▶ **WRITTEN REQUEST**
Below is a listing; copy all of it exactly.

:::

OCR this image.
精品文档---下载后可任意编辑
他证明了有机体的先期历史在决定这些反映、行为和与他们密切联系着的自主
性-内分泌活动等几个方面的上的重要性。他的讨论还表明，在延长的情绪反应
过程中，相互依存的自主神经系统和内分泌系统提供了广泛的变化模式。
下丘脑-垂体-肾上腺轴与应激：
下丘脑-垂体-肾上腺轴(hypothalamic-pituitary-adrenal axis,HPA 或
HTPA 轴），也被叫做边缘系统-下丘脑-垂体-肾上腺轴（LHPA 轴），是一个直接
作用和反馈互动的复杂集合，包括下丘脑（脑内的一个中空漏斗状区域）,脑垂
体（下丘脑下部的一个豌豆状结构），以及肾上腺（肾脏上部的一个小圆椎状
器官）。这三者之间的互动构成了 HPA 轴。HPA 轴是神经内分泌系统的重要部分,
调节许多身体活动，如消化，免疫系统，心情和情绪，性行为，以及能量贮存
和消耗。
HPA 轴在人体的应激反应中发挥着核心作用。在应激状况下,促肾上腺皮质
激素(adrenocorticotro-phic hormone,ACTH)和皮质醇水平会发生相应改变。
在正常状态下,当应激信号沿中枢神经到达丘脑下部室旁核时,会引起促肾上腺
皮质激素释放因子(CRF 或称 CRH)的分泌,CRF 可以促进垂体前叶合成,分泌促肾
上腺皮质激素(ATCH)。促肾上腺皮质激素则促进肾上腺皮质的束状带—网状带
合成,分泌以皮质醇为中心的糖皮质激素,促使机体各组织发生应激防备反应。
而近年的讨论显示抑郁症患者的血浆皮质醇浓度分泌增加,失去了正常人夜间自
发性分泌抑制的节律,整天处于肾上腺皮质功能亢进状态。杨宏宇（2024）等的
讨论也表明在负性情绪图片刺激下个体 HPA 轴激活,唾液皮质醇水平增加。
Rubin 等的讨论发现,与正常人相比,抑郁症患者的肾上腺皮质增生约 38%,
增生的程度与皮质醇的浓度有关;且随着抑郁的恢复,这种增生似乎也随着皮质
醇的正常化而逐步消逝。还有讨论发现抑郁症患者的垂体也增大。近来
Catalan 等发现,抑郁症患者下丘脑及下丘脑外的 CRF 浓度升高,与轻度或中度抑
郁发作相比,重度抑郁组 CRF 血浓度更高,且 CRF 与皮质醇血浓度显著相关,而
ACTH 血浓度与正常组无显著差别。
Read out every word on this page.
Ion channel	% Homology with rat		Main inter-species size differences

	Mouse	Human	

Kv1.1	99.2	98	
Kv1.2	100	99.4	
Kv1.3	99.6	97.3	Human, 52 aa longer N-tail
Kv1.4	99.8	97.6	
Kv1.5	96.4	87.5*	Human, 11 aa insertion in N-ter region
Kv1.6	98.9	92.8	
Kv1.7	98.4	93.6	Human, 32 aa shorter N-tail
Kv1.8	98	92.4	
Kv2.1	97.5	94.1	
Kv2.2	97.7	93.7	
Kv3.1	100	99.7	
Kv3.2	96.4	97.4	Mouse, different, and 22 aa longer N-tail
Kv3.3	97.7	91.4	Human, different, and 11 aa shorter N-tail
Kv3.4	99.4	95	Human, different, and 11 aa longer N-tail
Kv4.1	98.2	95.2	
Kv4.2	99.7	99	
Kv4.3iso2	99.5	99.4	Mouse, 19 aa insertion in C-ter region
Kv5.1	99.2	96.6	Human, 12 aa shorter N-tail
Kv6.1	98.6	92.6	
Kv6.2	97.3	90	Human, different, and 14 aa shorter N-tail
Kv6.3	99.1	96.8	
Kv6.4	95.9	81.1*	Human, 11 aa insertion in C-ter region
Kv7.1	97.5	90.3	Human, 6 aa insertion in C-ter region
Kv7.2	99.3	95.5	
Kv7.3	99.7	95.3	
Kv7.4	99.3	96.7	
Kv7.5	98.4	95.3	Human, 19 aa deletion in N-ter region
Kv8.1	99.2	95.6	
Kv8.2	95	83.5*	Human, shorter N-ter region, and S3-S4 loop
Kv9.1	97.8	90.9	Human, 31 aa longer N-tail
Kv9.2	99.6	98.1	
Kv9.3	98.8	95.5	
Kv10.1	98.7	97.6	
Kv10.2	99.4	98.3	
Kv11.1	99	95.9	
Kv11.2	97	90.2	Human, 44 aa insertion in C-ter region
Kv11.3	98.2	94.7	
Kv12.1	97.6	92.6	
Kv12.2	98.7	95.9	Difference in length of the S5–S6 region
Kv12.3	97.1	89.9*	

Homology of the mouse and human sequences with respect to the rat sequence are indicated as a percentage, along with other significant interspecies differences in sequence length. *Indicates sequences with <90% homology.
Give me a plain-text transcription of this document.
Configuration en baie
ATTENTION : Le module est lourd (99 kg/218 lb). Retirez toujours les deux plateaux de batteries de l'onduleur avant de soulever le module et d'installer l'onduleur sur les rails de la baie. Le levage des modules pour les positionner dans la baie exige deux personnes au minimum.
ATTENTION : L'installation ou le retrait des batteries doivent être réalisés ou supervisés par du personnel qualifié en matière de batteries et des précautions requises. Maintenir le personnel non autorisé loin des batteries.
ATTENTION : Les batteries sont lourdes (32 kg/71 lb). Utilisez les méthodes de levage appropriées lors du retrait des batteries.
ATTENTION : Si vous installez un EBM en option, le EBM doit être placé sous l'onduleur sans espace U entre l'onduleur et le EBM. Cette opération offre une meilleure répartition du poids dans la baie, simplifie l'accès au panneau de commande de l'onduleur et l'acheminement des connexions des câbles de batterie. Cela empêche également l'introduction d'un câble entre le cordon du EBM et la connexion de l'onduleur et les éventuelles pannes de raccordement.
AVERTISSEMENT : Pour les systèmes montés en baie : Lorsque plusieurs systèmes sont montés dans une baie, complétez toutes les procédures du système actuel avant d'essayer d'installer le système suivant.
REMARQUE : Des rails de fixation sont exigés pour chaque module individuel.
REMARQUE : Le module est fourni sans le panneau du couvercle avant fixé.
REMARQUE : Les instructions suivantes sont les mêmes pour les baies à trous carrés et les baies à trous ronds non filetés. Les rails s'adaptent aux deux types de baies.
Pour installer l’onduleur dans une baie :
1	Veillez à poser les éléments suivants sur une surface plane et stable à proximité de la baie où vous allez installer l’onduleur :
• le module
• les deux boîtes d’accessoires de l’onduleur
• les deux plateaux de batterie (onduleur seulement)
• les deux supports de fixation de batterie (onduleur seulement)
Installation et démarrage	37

:::

▶ **ANSWER IN FULL**
OCR this image.
精品文档---下载后可任意编辑
他证明了有机体的先期历史在决定这些反映、行为和与他们密切联系着的自主
性-内分泌活动等几个方面的上的重要性。他的讨论还表明，在延长的情绪反应
过程中，相互依存的自主神经系统和内分泌系统提供了广泛的变化模式。
下丘脑-垂体-肾上腺轴与应激：
下丘脑-垂体-肾上腺轴(hypothalamic-pituitary-adrenal axis,HPA 或
HTPA 轴），也被叫做边缘系统-下丘脑-垂体-肾上腺轴（LHPA 轴），是一个直接
作用和反馈互动的复杂集合，包括下丘脑（脑内的一个中空漏斗状区域）,脑垂
体（下丘脑下部的一个豌豆状结构），以及肾上腺（肾脏上部的一个小圆椎状
器官）。这三者之间的互动构成了 HPA 轴。HPA 轴是神经内分泌系统的重要部分,
调节许多身体活动，如消化，免疫系统，心情和情绪，性行为，以及能量贮存
和消耗。
HPA 轴在人体的应激反应中发挥着核心作用。在应激状况下,促肾上腺皮质
激素(adrenocorticotro-phic hormone,ACTH)和皮质醇水平会发生相应改变。
在正常状态下,当应激信号沿中枢神经到达丘脑下部室旁核时,会引起促肾上腺
皮质激素释放因子(CRF 或称 CRH)的分泌,CRF 可以促进垂体前叶合成,分泌促肾
上腺皮质激素(ATCH)。促肾上腺皮质激素则促进肾上腺皮质的束状带—网状带
合成,分泌以皮质醇为中心的糖皮质激素,促使机体各组织发生应激防备反应。
而近年的讨论显示抑郁症患者的血浆皮质醇浓度分泌增加,失去了正常人夜间自
发性分泌抑制的节律,整天处于肾上腺皮质功能亢进状态。杨宏宇（2024）等的
讨论也表明在负性情绪图片刺激下个体 HPA 轴激活,唾液皮质醇水平增加。
Rubin 等的讨论发现,与正常人相比,抑郁症患者的肾上腺皮质增生约 38%,
增生的程度与皮质醇的浓度有关;且随着抑郁的恢复,这种增生似乎也随着皮质
醇的正常化而逐步消逝。还有讨论发现抑郁症患者的垂体也增大。近来
Catalan 等发现,抑郁症患者下丘脑及下丘脑外的 CRF 浓度升高,与轻度或中度抑
郁发作相比,重度抑郁组 CRF 血浓度更高,且 CRF 与皮质醇血浓度显著相关,而
ACTH 血浓度与正常组无显著差别。
Read out every word on this page.
Ion channel	% Homology with rat		Main inter-species size differences

	Mouse	Human	

Kv1.1	99.2	98	
Kv1.2	100	99.4	
Kv1.3	99.6	97.3	Human, 52 aa longer N-tail
Kv1.4	99.8	97.6	
Kv1.5	96.4	87.5*	Human, 11 aa insertion in N-ter region
Kv1.6	98.9	92.8	
Kv1.7	98.4	93.6	Human, 32 aa shorter N-tail
Kv1.8	98	92.4	
Kv2.1	97.5	94.1	
Kv2.2	97.7	93.7	
Kv3.1	100	99.7	
Kv3.2	96.4	97.4	Mouse, different, and 22 aa longer N-tail
Kv3.3	97.7	91.4	Human, different, and 11 aa shorter N-tail
Kv3.4	99.4	95	Human, different, and 11 aa longer N-tail
Kv4.1	98.2	95.2	
Kv4.2	99.7	99	
Kv4.3iso2	99.5	99.4	Mouse, 19 aa insertion in C-ter region
Kv5.1	99.2	96.6	Human, 12 aa shorter N-tail
Kv6.1	98.6	92.6	
Kv6.2	97.3	90	Human, different, and 14 aa shorter N-tail
Kv6.3	99.1	96.8	
Kv6.4	95.9	81.1*	Human, 11 aa insertion in C-ter region
Kv7.1	97.5	90.3	Human, 6 aa insertion in C-ter region
Kv7.2	99.3	95.5	
Kv7.3	99.7	95.3	
Kv7.4	99.3	96.7	
Kv7.5	98.4	95.3	Human, 19 aa deletion in N-ter region
Kv8.1	99.2	95.6	
Kv8.2	95	83.5*	Human, shorter N-ter region, and S3-S4 loop
Kv9.1	97.8	90.9	Human, 31 aa longer N-tail
Kv9.2	99.6	98.1	
Kv9.3	98.8	95.5	
Kv10.1	98.7	97.6	
Kv10.2	99.4	98.3	
Kv11.1	99	95.9	
Kv11.2	97	90.2	Human, 44 aa insertion in C-ter region
Kv11.3	98.2	94.7	
Kv12.1	97.6	92.6	
Kv12.2	98.7	95.9	Difference in length of the S5–S6 region
Kv12.3	97.1	89.9*	

Homology of the mouse and human sequences with respect to the rat sequence are indicated as a percentage, along with other significant interspecies differences in sequence length. *Indicates sequences with <90% homology.
Give me a plain-text transcription of this document.
Configuration en baie
ATTENTION : Le module est lourd (99 kg/218 lb). Retirez toujours les deux plateaux de batteries de l'onduleur avant de soulever le module et d'installer l'onduleur sur les rails de la baie. Le levage des modules pour les positionner dans la baie exige deux personnes au minimum.
ATTENTION : L'installation ou le retrait des batteries doivent être réalisés ou supervisés par du personnel qualifié en matière de batteries et des précautions requises. Maintenir le personnel non autorisé loin des batteries.
ATTENTION : Les batteries sont lourdes (32 kg/71 lb). Utilisez les méthodes de levage appropriées lors du retrait des batteries.
ATTENTION : Si vous installez un EBM en option, le EBM doit être placé sous l'onduleur sans espace U entre l'onduleur et le EBM. Cette opération offre une meilleure répartition du poids dans la baie, simplifie l'accès au panneau de commande de l'onduleur et l'acheminement des connexions des câbles de batterie. Cela empêche également l'introduction d'un câble entre le cordon du EBM et la connexion de l'onduleur et les éventuelles pannes de raccordement.
AVERTISSEMENT : Pour les systèmes montés en baie : Lorsque plusieurs systèmes sont montés dans une baie, complétez toutes les procédures du système actuel avant d'essayer d'installer le système suivant.
REMARQUE : Des rails de fixation sont exigés pour chaque module individuel.
REMARQUE : Le module est fourni sans le panneau du couvercle avant fixé.
REMARQUE : Les instructions suivantes sont les mêmes pour les baies à trous carrés et les baies à trous ronds non filetés. Les rails s'adaptent aux deux types de baies.
Pour installer l’onduleur dans une baie :
1	Veillez à poser les éléments suivants sur une surface plane et stable à proximité de la baie où vous allez installer l’onduleur :
• le module
• les deux boîtes d’accessoires de l’onduleur
• les deux plateaux de batterie (onduleur seulement)
• les deux supports de fixation de batterie (onduleur seulement)
Installation et démarrage	37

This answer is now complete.